### Records to process
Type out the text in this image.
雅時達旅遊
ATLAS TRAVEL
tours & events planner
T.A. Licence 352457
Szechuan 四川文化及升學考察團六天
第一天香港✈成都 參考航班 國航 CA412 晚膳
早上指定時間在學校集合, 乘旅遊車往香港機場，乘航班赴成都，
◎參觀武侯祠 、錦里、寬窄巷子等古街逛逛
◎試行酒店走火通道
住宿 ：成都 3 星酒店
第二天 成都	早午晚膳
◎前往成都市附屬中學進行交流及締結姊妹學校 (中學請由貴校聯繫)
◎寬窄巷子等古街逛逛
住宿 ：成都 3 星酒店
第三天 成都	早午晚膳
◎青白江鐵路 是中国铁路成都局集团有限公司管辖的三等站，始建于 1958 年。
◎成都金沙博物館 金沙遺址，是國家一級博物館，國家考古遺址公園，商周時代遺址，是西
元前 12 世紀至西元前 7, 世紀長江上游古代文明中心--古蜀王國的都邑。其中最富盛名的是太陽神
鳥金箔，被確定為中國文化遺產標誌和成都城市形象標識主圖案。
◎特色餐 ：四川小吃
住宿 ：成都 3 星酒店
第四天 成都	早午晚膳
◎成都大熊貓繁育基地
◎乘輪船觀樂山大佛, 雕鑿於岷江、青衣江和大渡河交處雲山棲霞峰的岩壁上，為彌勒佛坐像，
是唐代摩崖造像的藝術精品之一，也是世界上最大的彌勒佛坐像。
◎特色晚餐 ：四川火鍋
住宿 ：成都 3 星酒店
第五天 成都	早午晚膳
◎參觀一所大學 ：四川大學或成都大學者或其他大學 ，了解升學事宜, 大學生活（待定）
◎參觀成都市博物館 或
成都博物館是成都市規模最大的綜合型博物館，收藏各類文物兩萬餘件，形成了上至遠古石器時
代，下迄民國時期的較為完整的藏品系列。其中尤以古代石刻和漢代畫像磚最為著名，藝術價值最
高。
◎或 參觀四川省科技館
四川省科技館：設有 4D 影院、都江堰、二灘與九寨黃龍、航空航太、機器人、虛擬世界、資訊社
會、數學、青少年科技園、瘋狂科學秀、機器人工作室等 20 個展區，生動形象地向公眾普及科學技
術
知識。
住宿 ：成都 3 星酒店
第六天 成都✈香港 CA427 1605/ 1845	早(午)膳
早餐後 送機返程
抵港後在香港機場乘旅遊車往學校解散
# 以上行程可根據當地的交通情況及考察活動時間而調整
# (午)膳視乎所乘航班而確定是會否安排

### Written task
Write out the material from the first line to the last, exactly.

### Answer for the task
Type out the text in this image.
雅時達旅遊
ATLAS TRAVEL
tours & events planner
T.A. Licence 352457
Szechuan 四川文化及升學考察團六天
第一天香港✈成都 參考航班 國航 CA412 晚膳
早上指定時間在學校集合, 乘旅遊車往香港機場，乘航班赴成都，
◎參觀武侯祠 、錦里、寬窄巷子等古街逛逛
◎試行酒店走火通道
住宿 ：成都 3 星酒店
第二天 成都	早午晚膳
◎前往成都市附屬中學進行交流及締結姊妹學校 (中學請由貴校聯繫)
◎寬窄巷子等古街逛逛
住宿 ：成都 3 星酒店
第三天 成都	早午晚膳
◎青白江鐵路 是中国铁路成都局集团有限公司管辖的三等站，始建于 1958 年。
◎成都金沙博物館 金沙遺址，是國家一級博物館，國家考古遺址公園，商周時代遺址，是西
元前 12 世紀至西元前 7, 世紀長江上游古代文明中心--古蜀王國的都邑。其中最富盛名的是太陽神
鳥金箔，被確定為中國文化遺產標誌和成都城市形象標識主圖案。
◎特色餐 ：四川小吃
住宿 ：成都 3 星酒店
第四天 成都	早午晚膳
◎成都大熊貓繁育基地
◎乘輪船觀樂山大佛, 雕鑿於岷江、青衣江和大渡河交處雲山棲霞峰的岩壁上，為彌勒佛坐像，
是唐代摩崖造像的藝術精品之一，也是世界上最大的彌勒佛坐像。
◎特色晚餐 ：四川火鍋
住宿 ：成都 3 星酒店
第五天 成都	早午晚膳
◎參觀一所大學 ：四川大學或成都大學者或其他大學 ，了解升學事宜, 大學生活（待定）
◎參觀成都市博物館 或
成都博物館是成都市規模最大的綜合型博物館，收藏各類文物兩萬餘件，形成了上至遠古石器時
代，下迄民國時期的較為完整的藏品系列。其中尤以古代石刻和漢代畫像磚最為著名，藝術價值最
高。
◎或 參觀四川省科技館
四川省科技館：設有 4D 影院、都江堰、二灘與九寨黃龍、航空航太、機器人、虛擬世界、資訊社
會、數學、青少年科技園、瘋狂科學秀、機器人工作室等 20 個展區，生動形象地向公眾普及科學技
術
知識。
住宿 ：成都 3 星酒店
第六天 成都✈香港 CA427 1605/ 1845	早(午)膳
早餐後 送機返程
抵港後在香港機場乘旅遊車往學校解散
# 以上行程可根據當地的交通情況及考察活動時間而調整
# (午)膳視乎所乘航班而確定是會否安排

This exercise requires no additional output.